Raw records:

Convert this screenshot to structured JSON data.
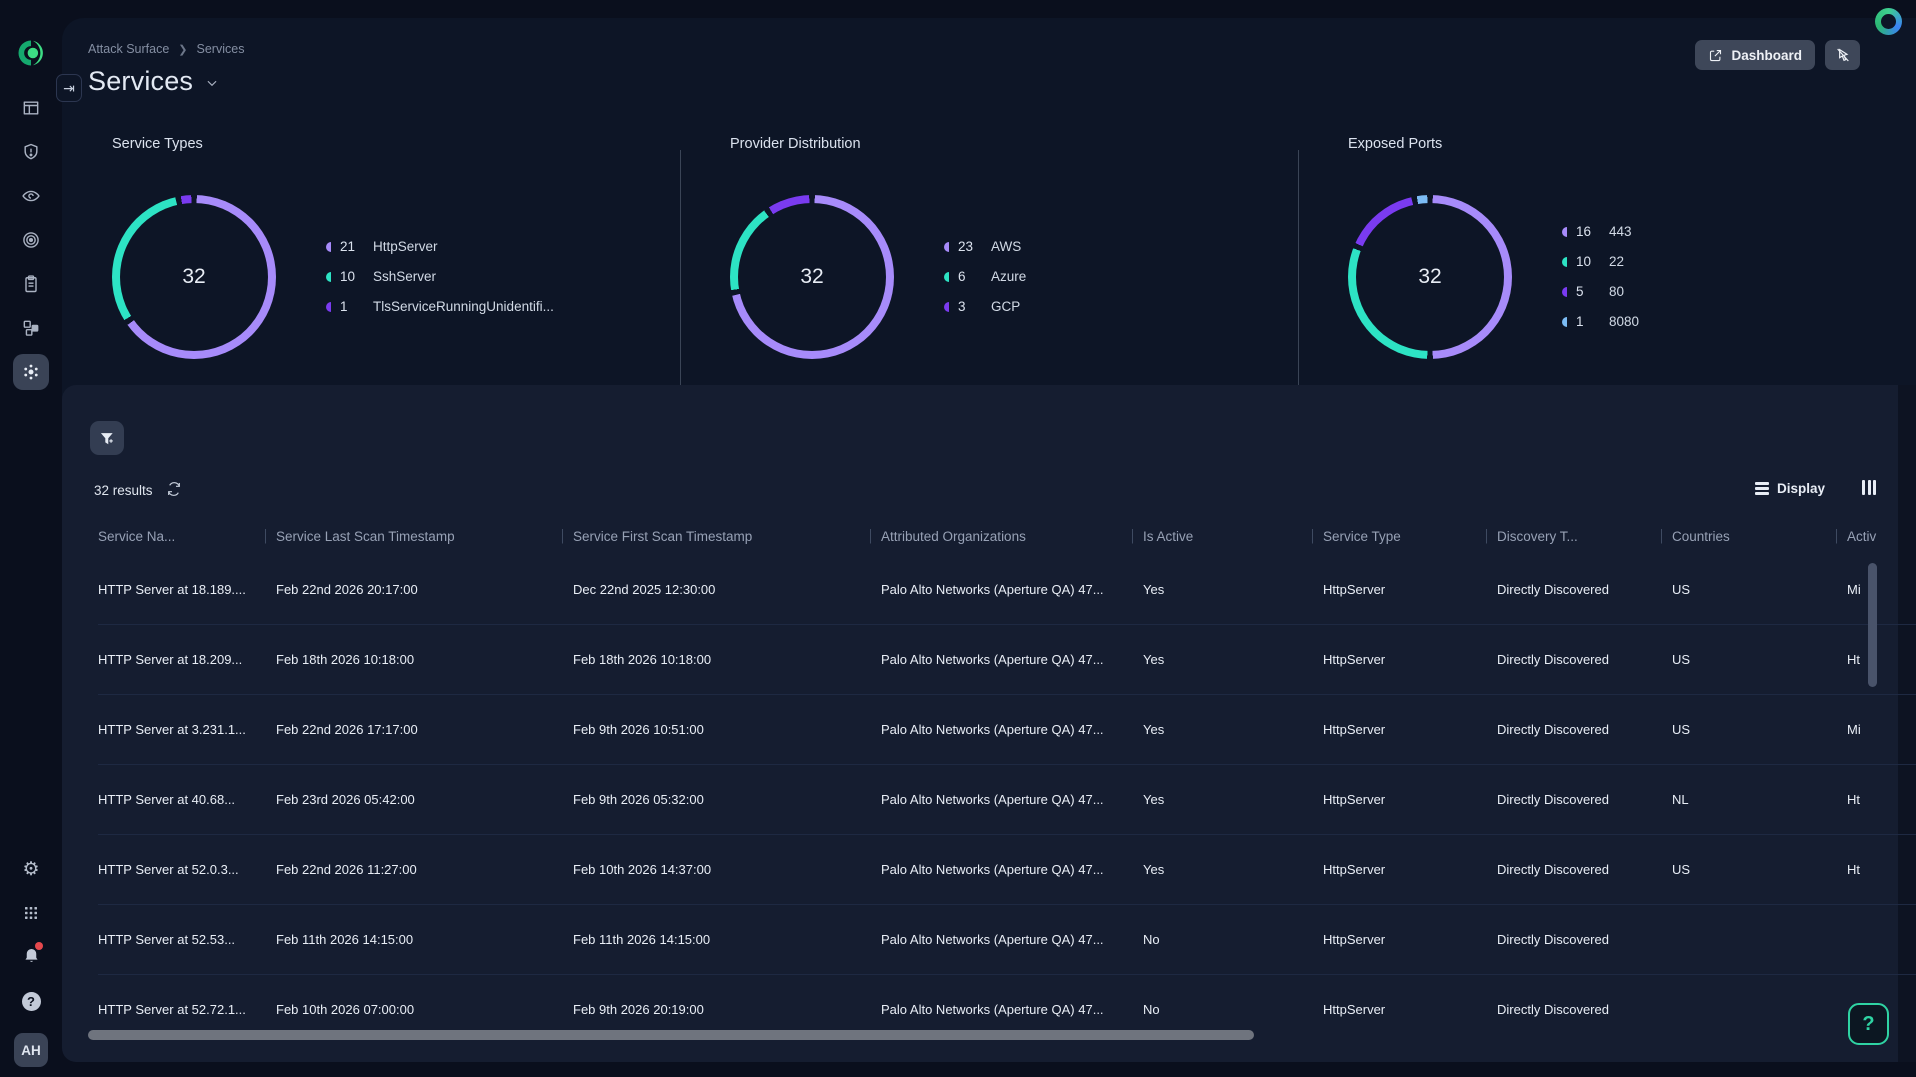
{
  "header": {
    "breadcrumb": [
      "Attack Surface",
      "Services"
    ],
    "title": "Services",
    "dashboard_button": "Dashboard"
  },
  "sidebar": {
    "items": [
      "logo",
      "dashboard-icon",
      "shield-alert-icon",
      "eye-icon",
      "target-icon",
      "clipboard-icon",
      "assets-icon",
      "services-hub-icon"
    ],
    "selected_item": "services-hub-icon",
    "bottom_items": [
      "gear-icon",
      "apps-grid-icon",
      "bell-icon",
      "help-icon"
    ],
    "bell_has_badge": true,
    "avatar_initials": "AH"
  },
  "chart_data": [
    {
      "type": "pie",
      "title": "Service Types",
      "total": "32",
      "legend_position": "right",
      "segments": [
        {
          "label": "HttpServer",
          "value": 21,
          "color": "#a78bfa"
        },
        {
          "label": "SshServer",
          "value": 10,
          "color": "#2de3c4"
        },
        {
          "label": "TlsServiceRunningUnidentifi...",
          "value": 1,
          "color": "#7a3bf0"
        }
      ]
    },
    {
      "type": "pie",
      "title": "Provider Distribution",
      "total": "32",
      "legend_position": "right",
      "segments": [
        {
          "label": "AWS",
          "value": 23,
          "color": "#a78bfa"
        },
        {
          "label": "Azure",
          "value": 6,
          "color": "#2de3c4"
        },
        {
          "label": "GCP",
          "value": 3,
          "color": "#7a3bf0"
        }
      ]
    },
    {
      "type": "pie",
      "title": "Exposed Ports",
      "total": "32",
      "legend_position": "right",
      "segments": [
        {
          "label": "443",
          "value": 16,
          "color": "#a78bfa"
        },
        {
          "label": "22",
          "value": 10,
          "color": "#2de3c4"
        },
        {
          "label": "80",
          "value": 5,
          "color": "#7a3bf0"
        },
        {
          "label": "8080",
          "value": 1,
          "color": "#7cbcf5"
        }
      ]
    }
  ],
  "table": {
    "results_label": "32 results",
    "display_label": "Display",
    "columns": [
      "Service Na...",
      "Service Last Scan Timestamp",
      "Service First Scan Timestamp",
      "Attributed Organizations",
      "Is Active",
      "Service Type",
      "Discovery T...",
      "Countries",
      "Activ"
    ],
    "rows": [
      [
        "HTTP Server at 18.189....",
        "Feb 22nd 2026 20:17:00",
        "Dec 22nd 2025 12:30:00",
        "Palo Alto Networks (Aperture QA) 47...",
        "Yes",
        "HttpServer",
        "Directly Discovered",
        "US",
        "Mi"
      ],
      [
        "HTTP Server at 18.209...",
        "Feb 18th 2026 10:18:00",
        "Feb 18th 2026 10:18:00",
        "Palo Alto Networks (Aperture QA) 47...",
        "Yes",
        "HttpServer",
        "Directly Discovered",
        "US",
        "Ht"
      ],
      [
        "HTTP Server at 3.231.1...",
        "Feb 22nd 2026 17:17:00",
        "Feb 9th 2026 10:51:00",
        "Palo Alto Networks (Aperture QA) 47...",
        "Yes",
        "HttpServer",
        "Directly Discovered",
        "US",
        "Mi"
      ],
      [
        "HTTP Server at 40.68...",
        "Feb 23rd 2026 05:42:00",
        "Feb 9th 2026 05:32:00",
        "Palo Alto Networks (Aperture QA) 47...",
        "Yes",
        "HttpServer",
        "Directly Discovered",
        "NL",
        "Ht"
      ],
      [
        "HTTP Server at 52.0.3...",
        "Feb 22nd 2026 11:27:00",
        "Feb 10th 2026 14:37:00",
        "Palo Alto Networks (Aperture QA) 47...",
        "Yes",
        "HttpServer",
        "Directly Discovered",
        "US",
        "Ht"
      ],
      [
        "HTTP Server at 52.53...",
        "Feb 11th 2026 14:15:00",
        "Feb 11th 2026 14:15:00",
        "Palo Alto Networks (Aperture QA) 47...",
        "No",
        "HttpServer",
        "Directly Discovered",
        "",
        ""
      ],
      [
        "HTTP Server at 52.72.1...",
        "Feb 10th 2026 07:00:00",
        "Feb 9th 2026 20:19:00",
        "Palo Alto Networks (Aperture QA) 47...",
        "No",
        "HttpServer",
        "Directly Discovered",
        "",
        ""
      ]
    ]
  },
  "colors": {
    "page_bg": "#0a0f1d",
    "panel_bg": "#0d1526",
    "table_panel_bg": "#151d30",
    "accent_purple": "#a78bfa",
    "accent_teal": "#2de3c4",
    "accent_violet": "#7a3bf0",
    "accent_blue": "#7cbcf5",
    "notification_red": "#e5484d",
    "help_green": "#2fd3a3"
  }
}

> _AIM OF THE TASK_
Repeat each record exactly, with the pictures left out.

> _RESPONSE_
Convert this screenshot to structured JSON data.
{
  "header": {
    "breadcrumb": [
      "Attack Surface",
      "Services"
    ],
    "title": "Services",
    "dashboard_button": "Dashboard"
  },
  "sidebar": {
    "items": [
      "logo",
      "dashboard-icon",
      "shield-alert-icon",
      "eye-icon",
      "target-icon",
      "clipboard-icon",
      "assets-icon",
      "services-hub-icon"
    ],
    "selected_item": "services-hub-icon",
    "bottom_items": [
      "gear-icon",
      "apps-grid-icon",
      "bell-icon",
      "help-icon"
    ],
    "bell_has_badge": true,
    "avatar_initials": "AH"
  },
  "chart_data": [
    {
      "type": "pie",
      "title": "Service Types",
      "total": "32",
      "legend_position": "right",
      "segments": [
        {
          "label": "HttpServer",
          "value": 21,
          "color": "#a78bfa"
        },
        {
          "label": "SshServer",
          "value": 10,
          "color": "#2de3c4"
        },
        {
          "label": "TlsServiceRunningUnidentifi...",
          "value": 1,
          "color": "#7a3bf0"
        }
      ]
    },
    {
      "type": "pie",
      "title": "Provider Distribution",
      "total": "32",
      "legend_position": "right",
      "segments": [
        {
          "label": "AWS",
          "value": 23,
          "color": "#a78bfa"
        },
        {
          "label": "Azure",
          "value": 6,
          "color": "#2de3c4"
        },
        {
          "label": "GCP",
          "value": 3,
          "color": "#7a3bf0"
        }
      ]
    },
    {
      "type": "pie",
      "title": "Exposed Ports",
      "total": "32",
      "legend_position": "right",
      "segments": [
        {
          "label": "443",
          "value": 16,
          "color": "#a78bfa"
        },
        {
          "label": "22",
          "value": 10,
          "color": "#2de3c4"
        },
        {
          "label": "80",
          "value": 5,
          "color": "#7a3bf0"
        },
        {
          "label": "8080",
          "value": 1,
          "color": "#7cbcf5"
        }
      ]
    }
  ],
  "table": {
    "results_label": "32 results",
    "display_label": "Display",
    "columns": [
      "Service Na...",
      "Service Last Scan Timestamp",
      "Service First Scan Timestamp",
      "Attributed Organizations",
      "Is Active",
      "Service Type",
      "Discovery T...",
      "Countries",
      "Activ"
    ],
    "rows": [
      [
        "HTTP Server at 18.189....",
        "Feb 22nd 2026 20:17:00",
        "Dec 22nd 2025 12:30:00",
        "Palo Alto Networks (Aperture QA) 47...",
        "Yes",
        "HttpServer",
        "Directly Discovered",
        "US",
        "Mi"
      ],
      [
        "HTTP Server at 18.209...",
        "Feb 18th 2026 10:18:00",
        "Feb 18th 2026 10:18:00",
        "Palo Alto Networks (Aperture QA) 47...",
        "Yes",
        "HttpServer",
        "Directly Discovered",
        "US",
        "Ht"
      ],
      [
        "HTTP Server at 3.231.1...",
        "Feb 22nd 2026 17:17:00",
        "Feb 9th 2026 10:51:00",
        "Palo Alto Networks (Aperture QA) 47...",
        "Yes",
        "HttpServer",
        "Directly Discovered",
        "US",
        "Mi"
      ],
      [
        "HTTP Server at 40.68...",
        "Feb 23rd 2026 05:42:00",
        "Feb 9th 2026 05:32:00",
        "Palo Alto Networks (Aperture QA) 47...",
        "Yes",
        "HttpServer",
        "Directly Discovered",
        "NL",
        "Ht"
      ],
      [
        "HTTP Server at 52.0.3...",
        "Feb 22nd 2026 11:27:00",
        "Feb 10th 2026 14:37:00",
        "Palo Alto Networks (Aperture QA) 47...",
        "Yes",
        "HttpServer",
        "Directly Discovered",
        "US",
        "Ht"
      ],
      [
        "HTTP Server at 52.53...",
        "Feb 11th 2026 14:15:00",
        "Feb 11th 2026 14:15:00",
        "Palo Alto Networks (Aperture QA) 47...",
        "No",
        "HttpServer",
        "Directly Discovered",
        "",
        ""
      ],
      [
        "HTTP Server at 52.72.1...",
        "Feb 10th 2026 07:00:00",
        "Feb 9th 2026 20:19:00",
        "Palo Alto Networks (Aperture QA) 47...",
        "No",
        "HttpServer",
        "Directly Discovered",
        "",
        ""
      ]
    ]
  },
  "colors": {
    "page_bg": "#0a0f1d",
    "panel_bg": "#0d1526",
    "table_panel_bg": "#151d30",
    "accent_purple": "#a78bfa",
    "accent_teal": "#2de3c4",
    "accent_violet": "#7a3bf0",
    "accent_blue": "#7cbcf5",
    "notification_red": "#e5484d",
    "help_green": "#2fd3a3"
  }
}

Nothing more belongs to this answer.